Exercise prompt: Find how many lines of the listing below include the word "event", then report the number by itself.

BEGIN

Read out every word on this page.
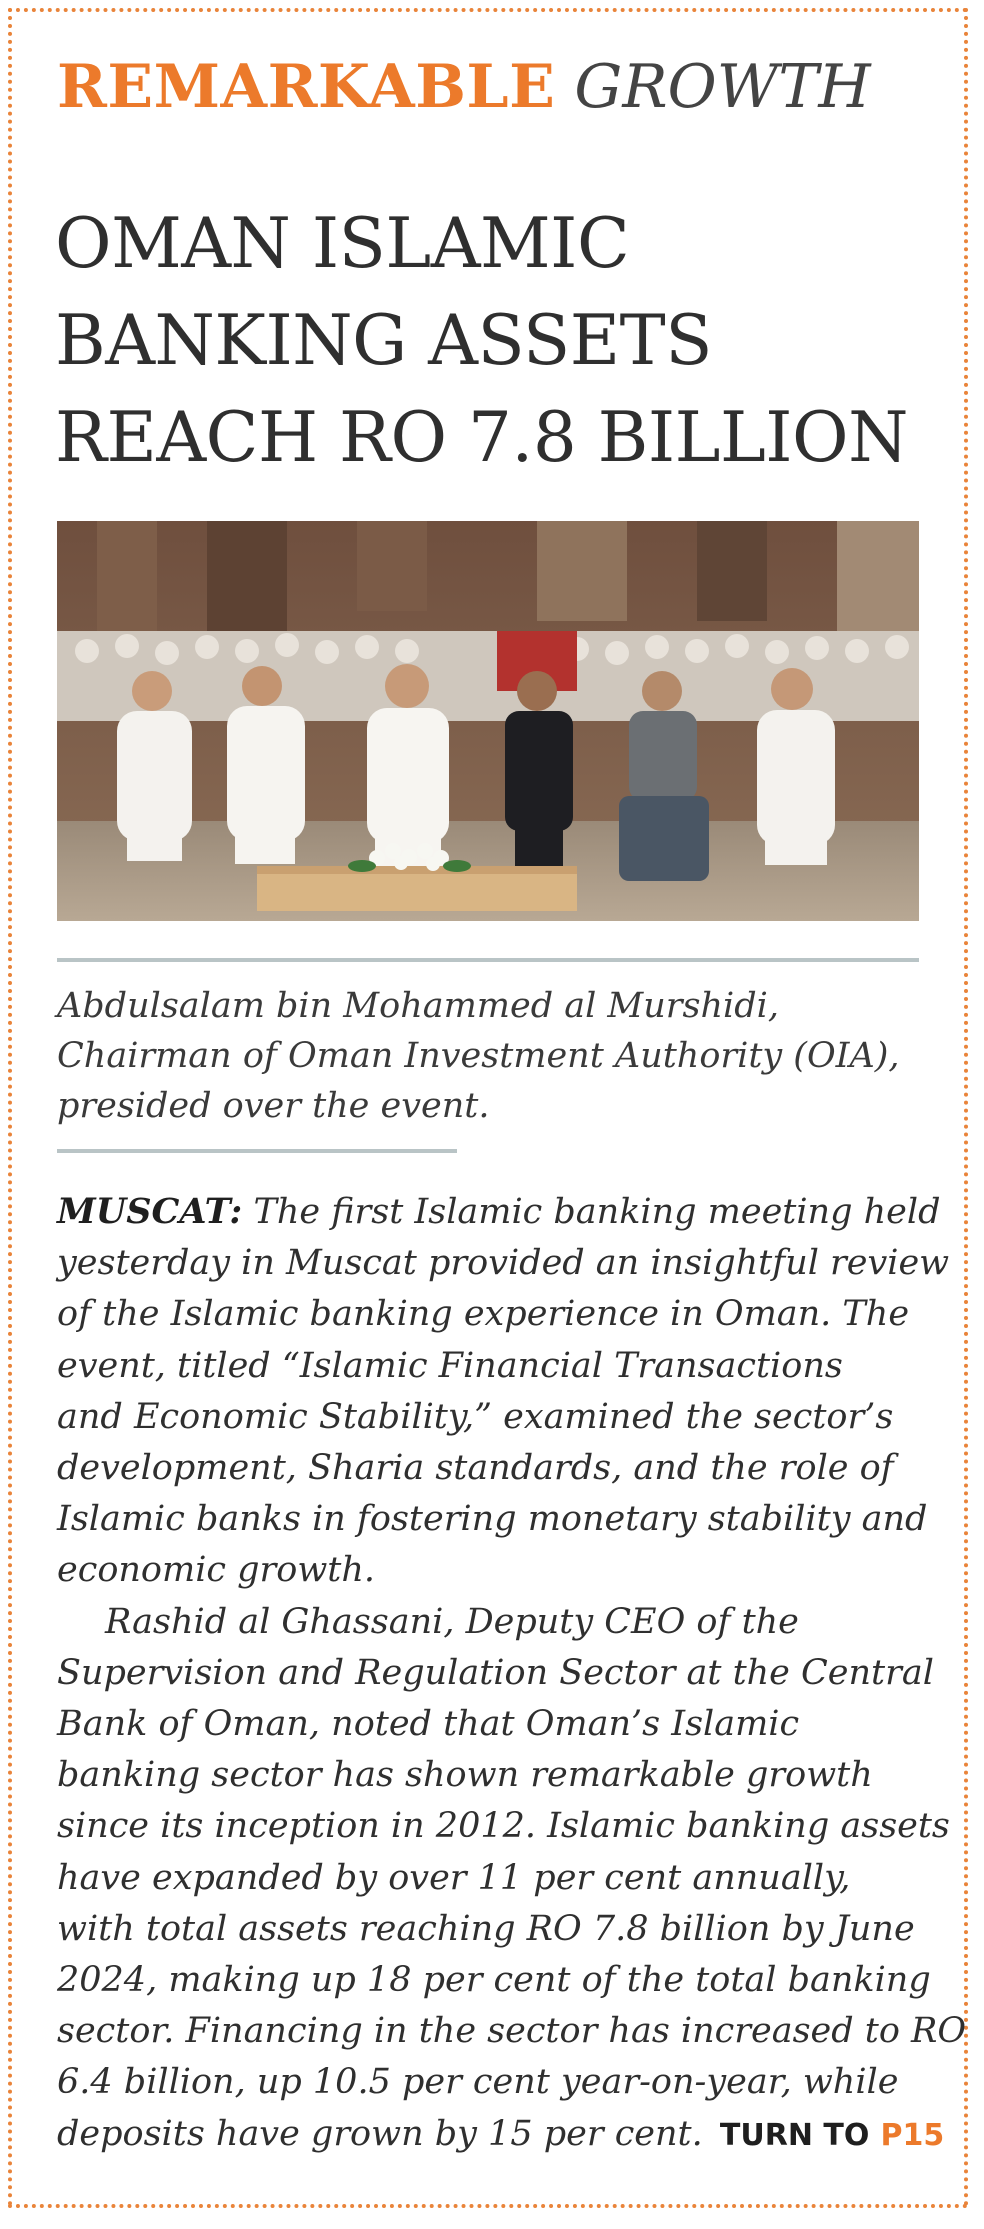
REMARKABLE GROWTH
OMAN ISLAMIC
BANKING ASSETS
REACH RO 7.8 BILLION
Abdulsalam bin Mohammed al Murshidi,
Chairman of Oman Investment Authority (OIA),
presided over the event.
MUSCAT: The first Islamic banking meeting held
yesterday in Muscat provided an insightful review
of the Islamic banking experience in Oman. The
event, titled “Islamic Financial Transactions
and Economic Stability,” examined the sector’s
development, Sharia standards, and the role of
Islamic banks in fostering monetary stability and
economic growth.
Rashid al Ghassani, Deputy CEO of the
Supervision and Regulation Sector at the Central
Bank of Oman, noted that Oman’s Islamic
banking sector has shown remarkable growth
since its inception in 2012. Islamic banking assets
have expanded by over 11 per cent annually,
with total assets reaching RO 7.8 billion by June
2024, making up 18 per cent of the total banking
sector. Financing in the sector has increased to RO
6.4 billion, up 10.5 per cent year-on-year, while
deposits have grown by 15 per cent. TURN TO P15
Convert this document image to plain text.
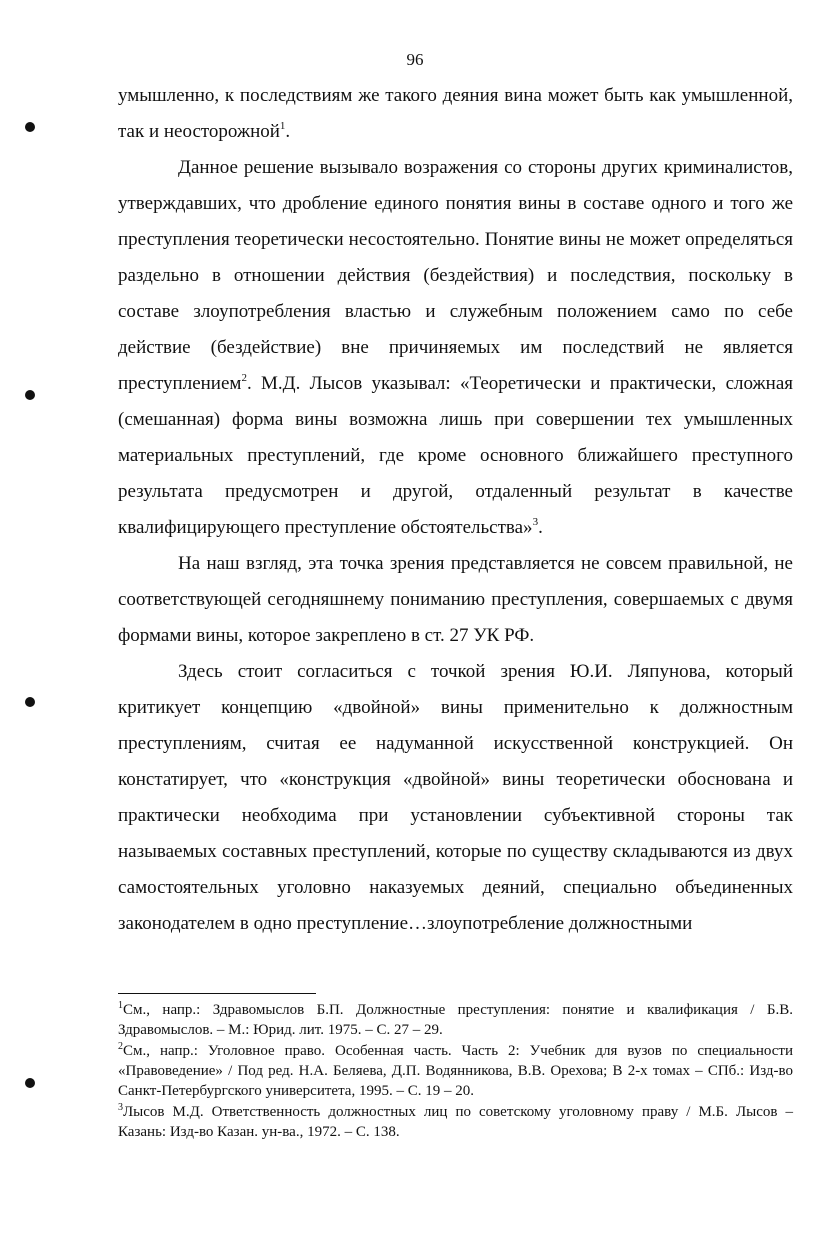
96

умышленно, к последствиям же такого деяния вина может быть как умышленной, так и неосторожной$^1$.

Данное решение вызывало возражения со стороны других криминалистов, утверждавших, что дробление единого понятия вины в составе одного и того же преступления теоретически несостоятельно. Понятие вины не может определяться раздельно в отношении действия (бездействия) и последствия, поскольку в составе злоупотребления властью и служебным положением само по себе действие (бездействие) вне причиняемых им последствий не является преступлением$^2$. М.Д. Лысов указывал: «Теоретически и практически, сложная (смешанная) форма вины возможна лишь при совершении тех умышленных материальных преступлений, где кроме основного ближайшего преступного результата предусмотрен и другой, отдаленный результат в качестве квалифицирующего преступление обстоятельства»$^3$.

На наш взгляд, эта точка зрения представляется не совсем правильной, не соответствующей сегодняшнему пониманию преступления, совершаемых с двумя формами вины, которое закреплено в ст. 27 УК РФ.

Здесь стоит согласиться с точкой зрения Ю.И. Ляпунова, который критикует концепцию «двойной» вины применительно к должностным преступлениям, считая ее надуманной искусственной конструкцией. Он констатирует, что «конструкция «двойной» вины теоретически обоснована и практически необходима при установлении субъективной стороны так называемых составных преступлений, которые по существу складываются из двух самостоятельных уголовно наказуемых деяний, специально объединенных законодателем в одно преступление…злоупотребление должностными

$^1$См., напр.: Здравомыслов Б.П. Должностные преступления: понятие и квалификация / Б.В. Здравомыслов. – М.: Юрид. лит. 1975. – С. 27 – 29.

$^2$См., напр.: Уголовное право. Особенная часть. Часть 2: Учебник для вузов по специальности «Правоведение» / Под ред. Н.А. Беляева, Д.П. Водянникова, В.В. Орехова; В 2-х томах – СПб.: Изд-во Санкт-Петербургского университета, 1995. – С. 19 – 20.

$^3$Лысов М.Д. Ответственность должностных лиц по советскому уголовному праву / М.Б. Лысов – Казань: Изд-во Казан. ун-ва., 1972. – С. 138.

END

Complete response: 2